Given request
Omit any picture, and return the remaining data exactly as written.

Provided records

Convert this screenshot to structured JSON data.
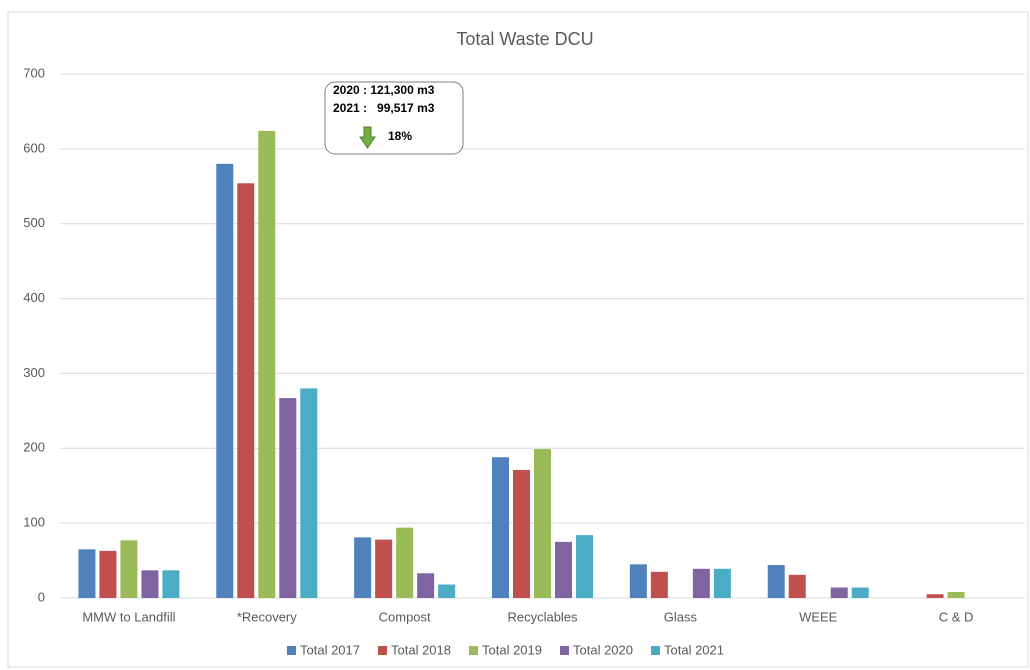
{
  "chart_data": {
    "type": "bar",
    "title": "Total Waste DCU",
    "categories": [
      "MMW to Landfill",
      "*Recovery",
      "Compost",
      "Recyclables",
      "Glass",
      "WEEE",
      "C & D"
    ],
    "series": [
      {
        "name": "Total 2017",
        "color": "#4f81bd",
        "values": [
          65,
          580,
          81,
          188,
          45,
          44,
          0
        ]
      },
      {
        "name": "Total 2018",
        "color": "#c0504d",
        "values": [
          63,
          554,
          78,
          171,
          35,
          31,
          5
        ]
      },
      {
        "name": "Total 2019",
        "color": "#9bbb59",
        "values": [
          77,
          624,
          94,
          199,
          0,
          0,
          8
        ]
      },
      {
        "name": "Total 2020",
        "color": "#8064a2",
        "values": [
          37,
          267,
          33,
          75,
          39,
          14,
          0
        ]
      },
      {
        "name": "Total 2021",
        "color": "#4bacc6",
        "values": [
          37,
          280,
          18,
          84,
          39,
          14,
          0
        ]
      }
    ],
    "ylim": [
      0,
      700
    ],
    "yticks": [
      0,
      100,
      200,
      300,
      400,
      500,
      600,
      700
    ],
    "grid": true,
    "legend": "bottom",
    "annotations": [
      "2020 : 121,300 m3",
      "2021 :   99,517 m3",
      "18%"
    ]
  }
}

Exercise response
Convert this screenshot to structured JSON data.
{
  "chart_data": {
    "type": "bar",
    "title": "Total Waste DCU",
    "categories": [
      "MMW to Landfill",
      "*Recovery",
      "Compost",
      "Recyclables",
      "Glass",
      "WEEE",
      "C & D"
    ],
    "series": [
      {
        "name": "Total 2017",
        "color": "#4f81bd",
        "values": [
          65,
          580,
          81,
          188,
          45,
          44,
          0
        ]
      },
      {
        "name": "Total 2018",
        "color": "#c0504d",
        "values": [
          63,
          554,
          78,
          171,
          35,
          31,
          5
        ]
      },
      {
        "name": "Total 2019",
        "color": "#9bbb59",
        "values": [
          77,
          624,
          94,
          199,
          0,
          0,
          8
        ]
      },
      {
        "name": "Total 2020",
        "color": "#8064a2",
        "values": [
          37,
          267,
          33,
          75,
          39,
          14,
          0
        ]
      },
      {
        "name": "Total 2021",
        "color": "#4bacc6",
        "values": [
          37,
          280,
          18,
          84,
          39,
          14,
          0
        ]
      }
    ],
    "ylim": [
      0,
      700
    ],
    "yticks": [
      0,
      100,
      200,
      300,
      400,
      500,
      600,
      700
    ],
    "grid": true,
    "legend": "bottom",
    "annotations": [
      "2020 : 121,300 m3",
      "2021 :   99,517 m3",
      "18%"
    ]
  }
}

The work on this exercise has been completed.